*Task details*: All lines holding the string "JSON" are to be shown.

*Task input*:
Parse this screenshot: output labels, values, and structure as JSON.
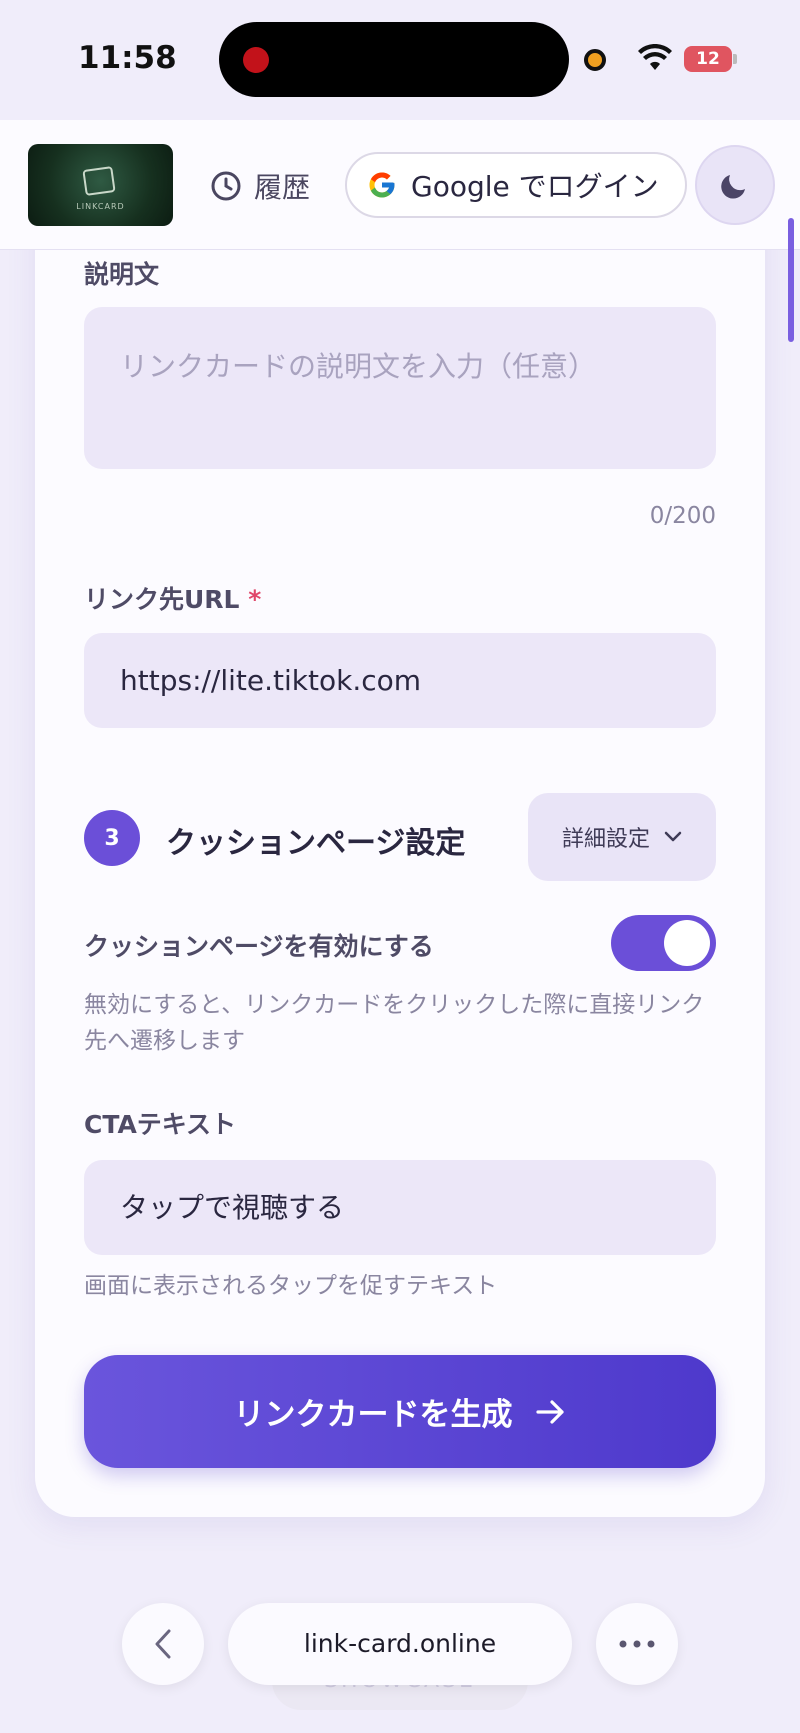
{
  "status_bar": {
    "time": "11:58",
    "battery": "12"
  },
  "header": {
    "logo_text": "LINKCARD",
    "history_label": "履歴",
    "login_label": "Google でログイン"
  },
  "form": {
    "description": {
      "label": "説明文",
      "placeholder": "リンクカードの説明文を入力（任意）",
      "counter": "0/200"
    },
    "url": {
      "label": "リンク先URL",
      "required_mark": "*",
      "value": "https://lite.tiktok.com"
    },
    "section3": {
      "number": "3",
      "title": "クッションページ設定",
      "detail_button": "詳細設定"
    },
    "cushion_toggle": {
      "label": "クッションページを有効にする",
      "help": "無効にすると、リンクカードをクリックした際に直接リンク先へ遷移します",
      "enabled": true
    },
    "cta": {
      "label": "CTAテキスト",
      "value": "タップで視聴する",
      "help": "画面に表示されるタップを促すテキスト"
    },
    "submit_label": "リンクカードを生成"
  },
  "browser_bar": {
    "url": "link-card.online",
    "behind_label": "SHOWCASE"
  },
  "colors": {
    "accent": "#6b4fd8",
    "background": "#f0edfa"
  }
}
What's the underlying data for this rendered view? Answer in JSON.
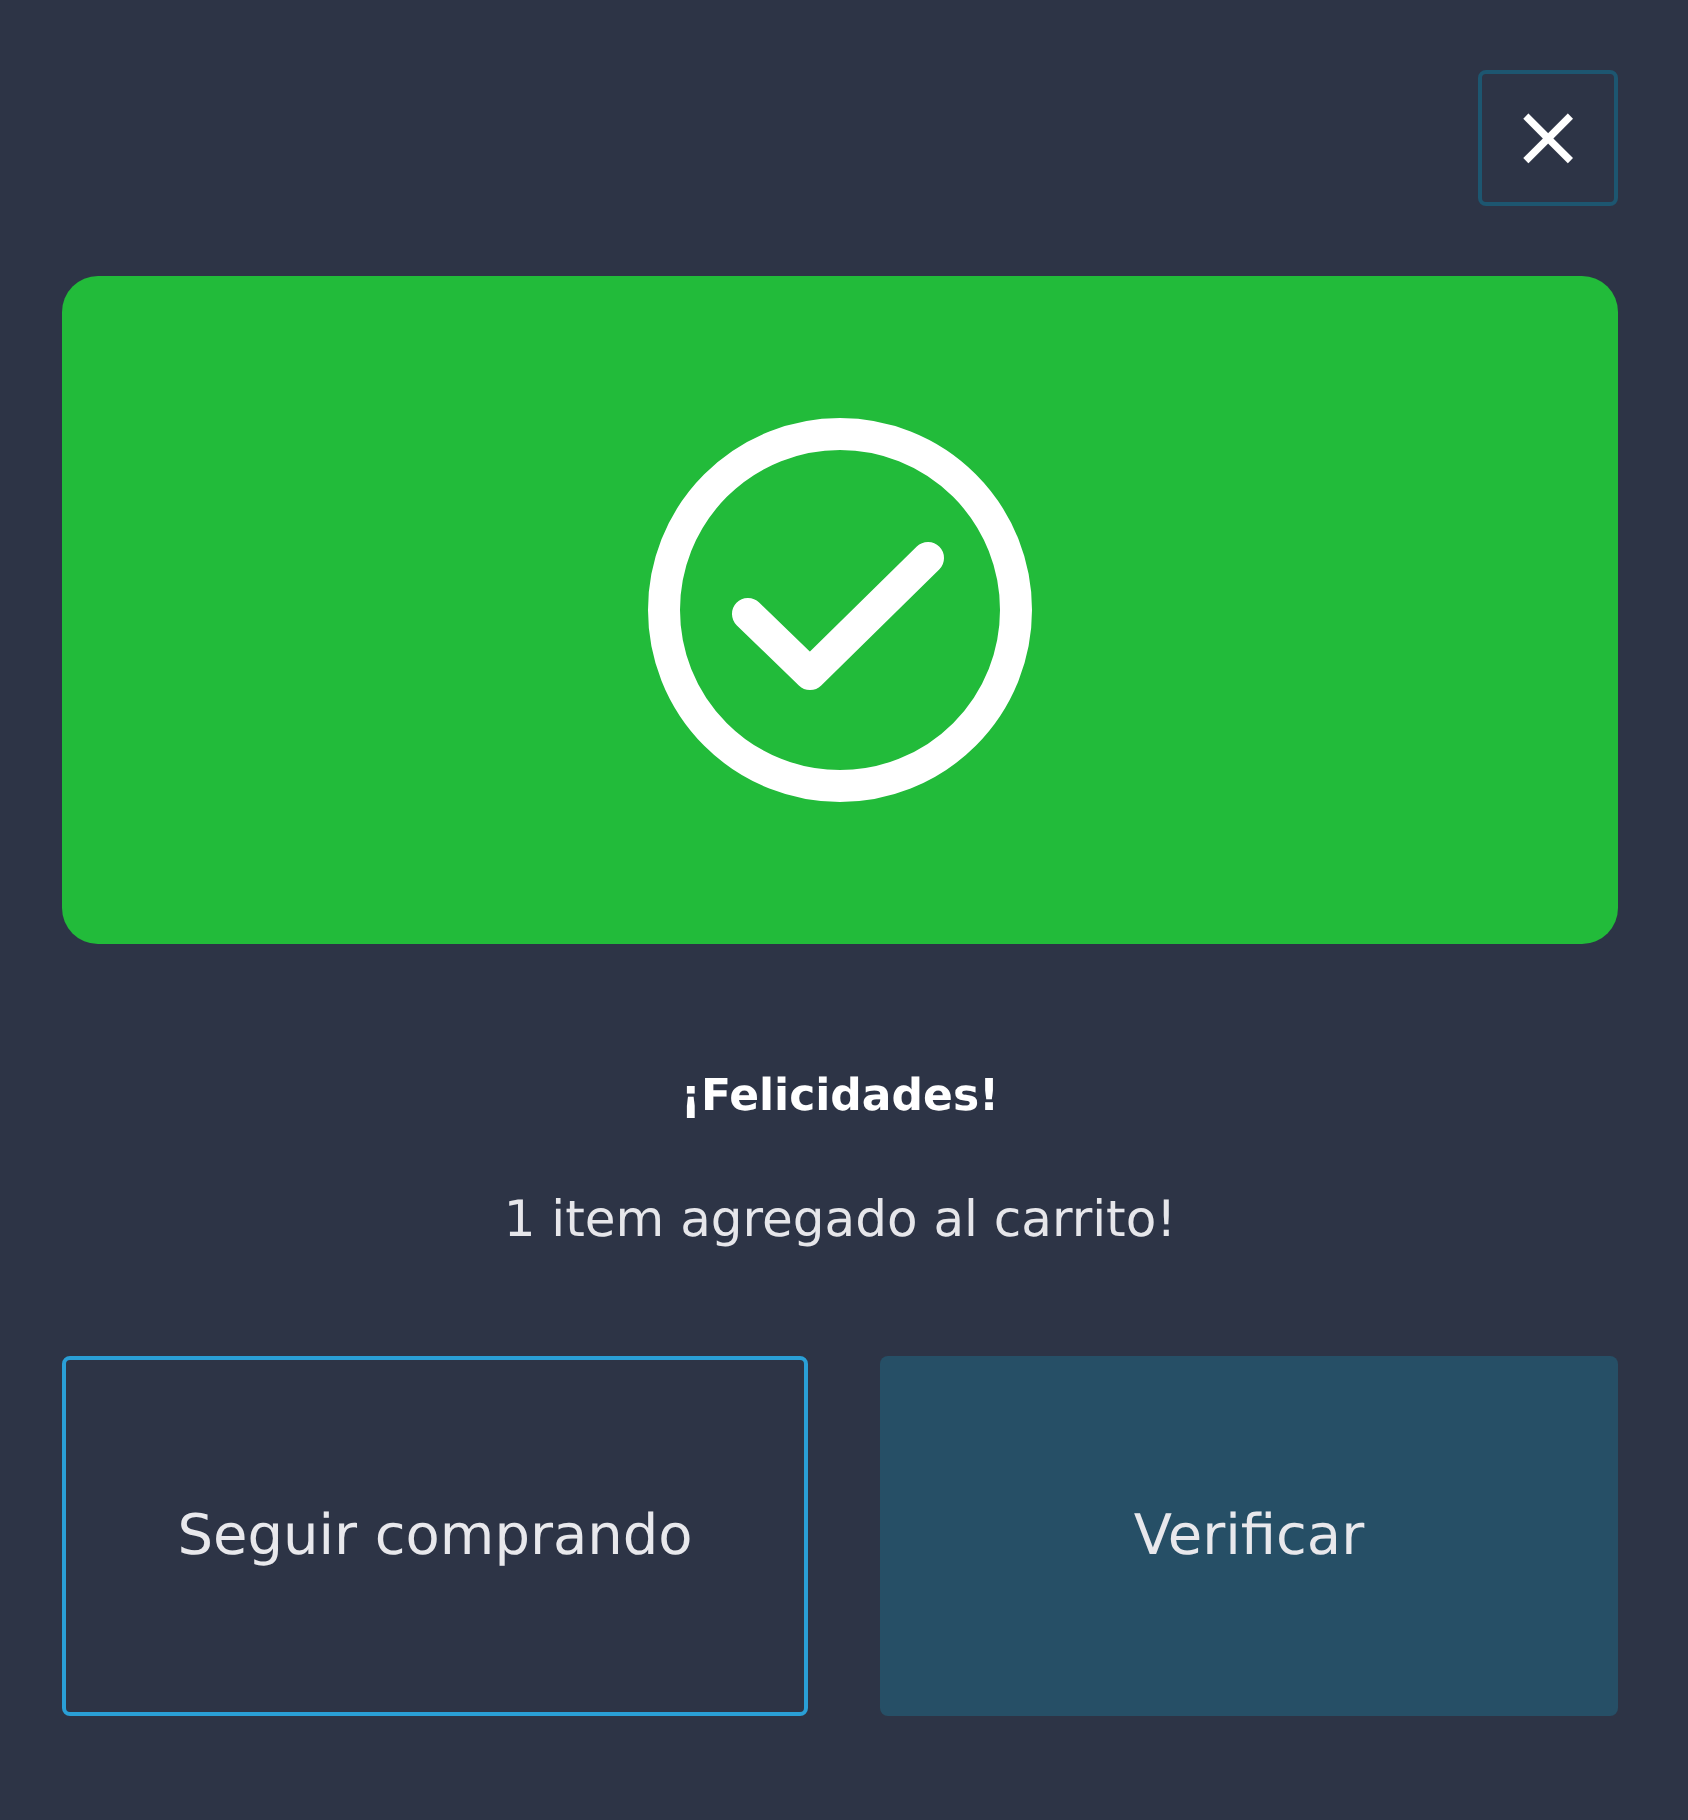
{
  "close_button": {
    "label": "×"
  },
  "title": "¡Felicidades!",
  "message": "1 item agregado al carrito!",
  "buttons": [
    {
      "label": "Seguir comprando",
      "kind": "outline"
    },
    {
      "label": "Verificar",
      "kind": "filled"
    }
  ]
}
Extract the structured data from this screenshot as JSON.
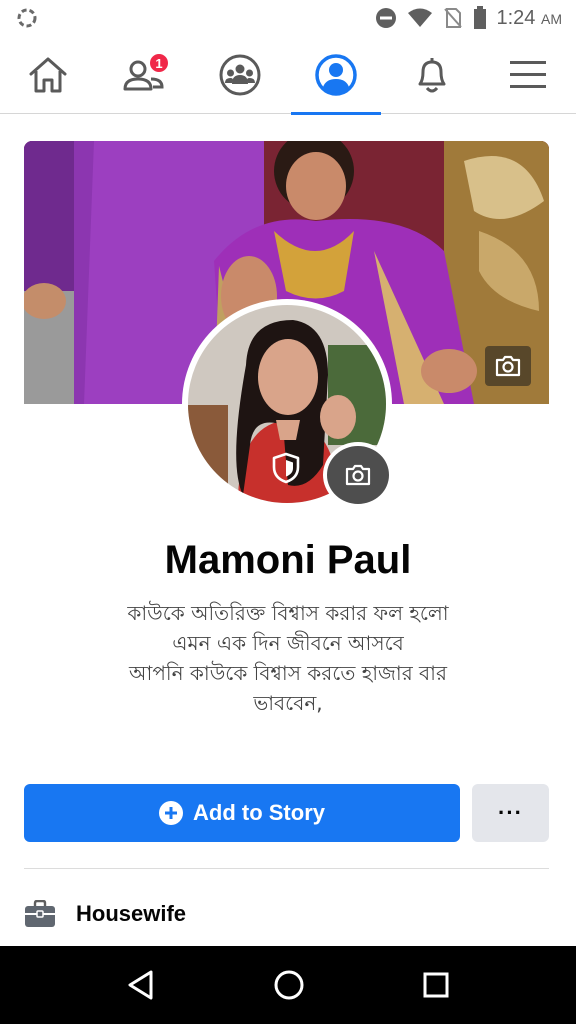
{
  "status_bar": {
    "time": "1:24",
    "ampm": "AM"
  },
  "nav": {
    "items": [
      {
        "name": "home",
        "icon": "home-icon"
      },
      {
        "name": "friends",
        "icon": "friends-icon",
        "badge": "1"
      },
      {
        "name": "groups",
        "icon": "groups-icon"
      },
      {
        "name": "profile",
        "icon": "profile-icon",
        "active": true
      },
      {
        "name": "notifications",
        "icon": "bell-icon"
      },
      {
        "name": "menu",
        "icon": "hamburger-menu-icon"
      }
    ]
  },
  "profile": {
    "name": "Mamoni Paul",
    "bio_lines": [
      "কাউকে অতিরিক্ত বিশ্বাস করার ফল হলো",
      "এমন এক দিন জীবনে আসবে",
      "আপনি কাউকে বিশ্বাস করতে হাজার বার",
      "ভাববেন,"
    ]
  },
  "actions": {
    "add_story_label": "Add to Story",
    "more_label": "···"
  },
  "details": {
    "work": "Housewife"
  },
  "colors": {
    "accent": "#1877f2",
    "badge": "#f02849",
    "secondary_button": "#e4e6eb"
  }
}
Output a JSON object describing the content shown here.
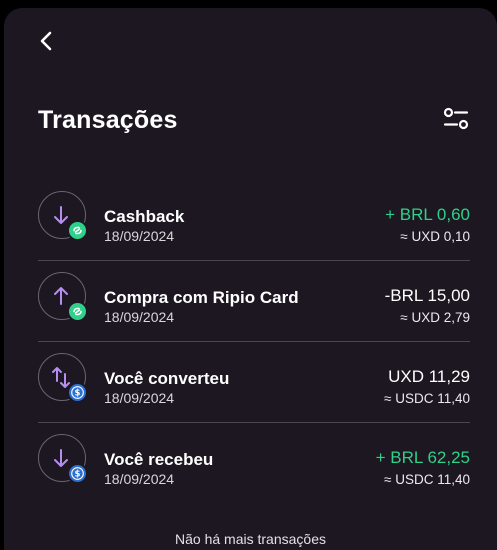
{
  "header": {
    "back_icon": "chevron-left-icon",
    "title": "Transações",
    "filter_icon": "filter-sliders-icon"
  },
  "colors": {
    "background": "#1c1720",
    "positive": "#2fd08a",
    "arrow": "#b68ef0",
    "usdc": "#2b6fd1"
  },
  "transactions": [
    {
      "name": "Cashback",
      "date": "18/09/2024",
      "amount": "+ BRL 0,60",
      "secondary": "≈ UXD 0,10",
      "direction": "down",
      "badge": "ripio-icon",
      "positive": true
    },
    {
      "name": "Compra com Ripio Card",
      "date": "18/09/2024",
      "amount": "-BRL 15,00",
      "secondary": "≈ UXD 2,79",
      "direction": "up",
      "badge": "ripio-icon",
      "positive": false
    },
    {
      "name": "Você converteu",
      "date": "18/09/2024",
      "amount": "UXD 11,29",
      "secondary": "≈ USDC 11,40",
      "direction": "convert",
      "badge": "usdc-icon",
      "positive": false
    },
    {
      "name": "Você recebeu",
      "date": "18/09/2024",
      "amount": "+ BRL 62,25",
      "secondary": "≈ USDC 11,40",
      "direction": "down",
      "badge": "usdc-icon",
      "positive": true
    }
  ],
  "footer": "Não há mais transações"
}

*Answer in full*:
Parse this screenshot: output labels, values, and structure as JSON.
What's the underlying data for this rendered view? Answer in JSON.
Extract the structured data from this screenshot as JSON.
Output a JSON object describing the content shown here.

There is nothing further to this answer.